_Set of tasks_:
• A. In the excerpt on OpenStack and control of cloud infrastructure, what open hardware effort is the Freedom of Press Foundation now working on?
• B. Please carry the excerpt on OpenStack and control of cloud infrastructure forward from its final sentence.

_Excerpt provided_:
[Start of section]

He said that OpenStack rids its users of that “inherent silent vulnerability” that comes with investing into platforms that users do not influence, do not own, do not control, and “do not even shape” - public cloud, essentially.

“Whereas with OpenStack, you build it layer by layer, it’s a little bit more of a technical understanding, but as it’s becoming more sophisticated and continues to comply with the free and open values that the open source community drives all over the place, but particularly, here, we can start to envision a world where cloud infrastructures are not private in the sense of private corporations, but private in the sense of personal, whether you are a small business, whether you are are a large business, whether you are a community of technologists.

“You can control it, you can shape it, you can build, you can lay the foundation upon which everybody builds, and I think that’s probably one of the most powerful ideas that shapes the history of the internet, and hopefully will allow us to direct the future of the internet in a more free, rather than closed, way.”

Snowden went on to detail his work as the president of the Freedom of Press Foundation, including working on the organisation’s in-house open source development, such as SecureDrop. The Foundation is now working on an open hardware effort called an ‘introspection engine’ that will allow people to check that their smartphones are behaving in the way they’re told they are.

“This gets into that central issue we talked about with infrastructure,” Snowden said. “You’re running things on Google’s stack, you’re running things on Amazon’s stack, how do you know when it starts spying on you? How do you know when your image has been passed to some adversarial group?

[End of section]

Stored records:

[Start of section]

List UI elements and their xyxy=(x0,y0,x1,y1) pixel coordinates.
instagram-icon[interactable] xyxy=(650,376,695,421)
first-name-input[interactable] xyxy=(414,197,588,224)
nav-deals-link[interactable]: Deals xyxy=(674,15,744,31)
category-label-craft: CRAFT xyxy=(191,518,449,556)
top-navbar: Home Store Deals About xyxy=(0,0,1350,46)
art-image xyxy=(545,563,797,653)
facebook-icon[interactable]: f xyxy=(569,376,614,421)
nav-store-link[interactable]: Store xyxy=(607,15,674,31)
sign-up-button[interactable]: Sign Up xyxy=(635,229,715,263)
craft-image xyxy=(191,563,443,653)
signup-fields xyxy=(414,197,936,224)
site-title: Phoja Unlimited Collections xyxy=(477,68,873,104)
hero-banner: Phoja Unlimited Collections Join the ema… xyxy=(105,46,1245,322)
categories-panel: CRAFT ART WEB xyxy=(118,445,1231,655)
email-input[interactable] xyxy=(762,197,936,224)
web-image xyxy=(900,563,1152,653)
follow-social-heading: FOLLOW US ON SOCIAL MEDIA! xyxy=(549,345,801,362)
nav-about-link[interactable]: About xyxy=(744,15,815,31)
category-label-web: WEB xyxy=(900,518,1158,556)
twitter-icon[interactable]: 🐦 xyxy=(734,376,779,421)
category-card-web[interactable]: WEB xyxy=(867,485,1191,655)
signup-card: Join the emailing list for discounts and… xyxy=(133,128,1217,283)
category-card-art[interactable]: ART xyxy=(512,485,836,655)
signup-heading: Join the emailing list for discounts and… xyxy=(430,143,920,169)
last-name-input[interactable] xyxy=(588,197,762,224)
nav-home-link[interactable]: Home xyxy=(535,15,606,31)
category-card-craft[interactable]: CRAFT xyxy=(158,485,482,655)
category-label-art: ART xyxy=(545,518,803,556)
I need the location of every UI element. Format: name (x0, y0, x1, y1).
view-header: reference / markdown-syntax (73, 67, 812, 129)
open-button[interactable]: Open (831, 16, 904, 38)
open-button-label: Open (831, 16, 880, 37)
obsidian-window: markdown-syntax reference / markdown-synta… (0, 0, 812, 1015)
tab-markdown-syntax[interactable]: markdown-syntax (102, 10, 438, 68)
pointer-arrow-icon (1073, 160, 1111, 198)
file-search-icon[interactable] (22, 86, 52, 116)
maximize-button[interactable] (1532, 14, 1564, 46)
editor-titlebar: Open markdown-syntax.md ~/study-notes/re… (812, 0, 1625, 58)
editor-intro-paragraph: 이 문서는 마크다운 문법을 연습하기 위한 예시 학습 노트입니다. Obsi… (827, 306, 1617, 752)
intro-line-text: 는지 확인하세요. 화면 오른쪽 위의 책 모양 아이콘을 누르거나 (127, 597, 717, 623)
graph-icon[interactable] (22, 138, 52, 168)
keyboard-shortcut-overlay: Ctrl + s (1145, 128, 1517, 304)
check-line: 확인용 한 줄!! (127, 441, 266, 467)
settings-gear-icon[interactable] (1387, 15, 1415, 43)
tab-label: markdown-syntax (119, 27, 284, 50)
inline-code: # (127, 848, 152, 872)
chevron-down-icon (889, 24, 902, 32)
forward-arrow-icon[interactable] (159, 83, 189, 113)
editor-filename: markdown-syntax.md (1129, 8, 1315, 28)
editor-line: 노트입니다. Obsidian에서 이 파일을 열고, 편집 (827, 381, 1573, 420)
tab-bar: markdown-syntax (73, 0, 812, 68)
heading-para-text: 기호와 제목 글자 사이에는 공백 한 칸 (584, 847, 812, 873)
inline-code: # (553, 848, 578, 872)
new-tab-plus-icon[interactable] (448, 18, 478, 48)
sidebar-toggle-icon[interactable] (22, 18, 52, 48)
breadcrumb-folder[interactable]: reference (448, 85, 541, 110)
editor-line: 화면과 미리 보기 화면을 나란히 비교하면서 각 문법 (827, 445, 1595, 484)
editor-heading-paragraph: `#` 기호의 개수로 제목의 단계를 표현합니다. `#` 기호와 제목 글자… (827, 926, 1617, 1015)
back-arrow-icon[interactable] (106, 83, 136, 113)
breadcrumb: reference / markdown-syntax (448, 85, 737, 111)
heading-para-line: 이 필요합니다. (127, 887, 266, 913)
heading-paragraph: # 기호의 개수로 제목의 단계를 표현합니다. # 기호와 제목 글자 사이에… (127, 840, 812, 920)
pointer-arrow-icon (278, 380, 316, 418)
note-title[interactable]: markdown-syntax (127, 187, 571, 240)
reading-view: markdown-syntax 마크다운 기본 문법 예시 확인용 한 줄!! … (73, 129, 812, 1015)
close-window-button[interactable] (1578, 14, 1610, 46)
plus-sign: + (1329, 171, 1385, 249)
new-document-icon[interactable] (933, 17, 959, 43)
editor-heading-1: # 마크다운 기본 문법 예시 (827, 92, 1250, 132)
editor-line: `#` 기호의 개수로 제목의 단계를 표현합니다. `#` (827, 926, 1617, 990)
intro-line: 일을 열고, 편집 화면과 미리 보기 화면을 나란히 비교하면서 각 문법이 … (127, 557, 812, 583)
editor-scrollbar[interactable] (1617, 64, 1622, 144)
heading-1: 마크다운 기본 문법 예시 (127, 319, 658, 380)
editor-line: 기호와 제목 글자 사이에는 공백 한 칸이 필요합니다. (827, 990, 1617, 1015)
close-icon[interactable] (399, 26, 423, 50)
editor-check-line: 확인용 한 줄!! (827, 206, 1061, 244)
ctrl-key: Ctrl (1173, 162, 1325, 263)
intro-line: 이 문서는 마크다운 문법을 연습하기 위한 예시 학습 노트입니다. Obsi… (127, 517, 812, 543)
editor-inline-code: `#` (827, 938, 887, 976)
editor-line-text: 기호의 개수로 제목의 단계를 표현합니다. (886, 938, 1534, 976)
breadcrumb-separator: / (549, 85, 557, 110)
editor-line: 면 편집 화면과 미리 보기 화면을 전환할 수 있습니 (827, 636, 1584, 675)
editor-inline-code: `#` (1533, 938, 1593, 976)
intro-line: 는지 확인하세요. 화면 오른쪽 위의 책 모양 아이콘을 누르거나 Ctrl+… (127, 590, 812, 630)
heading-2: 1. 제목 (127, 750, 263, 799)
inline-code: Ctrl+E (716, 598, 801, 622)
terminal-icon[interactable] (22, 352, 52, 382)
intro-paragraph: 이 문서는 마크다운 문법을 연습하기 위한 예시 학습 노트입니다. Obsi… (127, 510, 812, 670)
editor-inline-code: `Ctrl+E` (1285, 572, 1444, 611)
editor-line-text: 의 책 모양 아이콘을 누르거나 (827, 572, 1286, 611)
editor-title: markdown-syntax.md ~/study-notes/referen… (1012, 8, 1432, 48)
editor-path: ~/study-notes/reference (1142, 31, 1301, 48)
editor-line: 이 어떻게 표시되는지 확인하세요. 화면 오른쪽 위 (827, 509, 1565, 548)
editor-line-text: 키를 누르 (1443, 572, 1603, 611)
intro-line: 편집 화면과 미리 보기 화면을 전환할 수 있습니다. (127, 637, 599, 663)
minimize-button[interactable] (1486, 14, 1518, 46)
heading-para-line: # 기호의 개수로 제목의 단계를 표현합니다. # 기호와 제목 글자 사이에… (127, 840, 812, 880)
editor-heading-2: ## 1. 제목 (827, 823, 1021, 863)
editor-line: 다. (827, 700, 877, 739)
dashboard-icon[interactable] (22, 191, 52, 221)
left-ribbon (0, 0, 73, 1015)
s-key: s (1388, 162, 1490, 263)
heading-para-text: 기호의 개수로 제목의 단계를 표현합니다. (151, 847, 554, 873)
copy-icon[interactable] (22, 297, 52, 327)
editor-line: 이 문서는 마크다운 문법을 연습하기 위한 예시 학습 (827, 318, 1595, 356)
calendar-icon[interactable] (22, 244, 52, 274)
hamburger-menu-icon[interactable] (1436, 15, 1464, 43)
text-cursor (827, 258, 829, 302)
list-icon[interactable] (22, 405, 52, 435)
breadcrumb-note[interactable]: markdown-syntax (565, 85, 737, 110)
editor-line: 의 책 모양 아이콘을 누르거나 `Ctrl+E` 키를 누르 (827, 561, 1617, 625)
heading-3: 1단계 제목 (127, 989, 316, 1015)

[End of section]

_Results for the exercise_:
• A. An "introspection engine" that will let people check that their smartphones are behaving in the way they're told they are.

• B.
“Whether it’s taken by an employee, sold to a competitor, whether it’s taking a copy for the FBI, legally or illegally, you really don't have any awareness of this because it’s happening at a layer that’s that’s hidden from you - it doesn’t matter if it’s a rootkit, it doesn’t matter if it’s a hypervisor, or a process stack.

“The same thing happens with our phones - when we turn on airplane mode, when we turn off location services, how do we know the GPS is actually turned off? How do we know the baseband antenna is actually powered down?”

Users are trusting that the software on their devices will tell them the truth but that might not be the case.

“So we are developing a hardware that’s free and open and everybody will be able to replicate this, where you will be able to look at the electron flow over the circuit paths to confirm that for yourself,” Snowden said.

But what should the people actually building the technology take into consideration - and what are their ethical obligations?

“We don’t work for governments, we don’t work for states, we don’t work for corporations, we should be working for the spirit of technology itself, moving people closer to a more empowered future,” he explained. “I try to think of this in terms of values - all systems should be largely designed to obey the user. Secondly, they should not be designed to hide things from the user, they should not deceive the user, they should not lie to the user.

“This is one of the largest problems we have with closed source - it’s not so much that somebody doesn’t want to share the source code, although that matters in the abstract sense, it’s what that actually means when they don’t. This leads to the world we have today when we have vulnerabilities in every Intel chip that has AMT enabled - because Intel’s management engine has these blobs on it, we can’t inspect that, we can’t see that, we can’t change that and we can’t patch it ourselves.

“When you're thinking about your ethical obligations, the main thing is: how do i empower the user? And if this creates a large-scale disruption in the traditional power structures, if this can be used for an application of powers by aggressive actors, whether they’re corporate, government entities or anything else, how can people be sheltered against this?”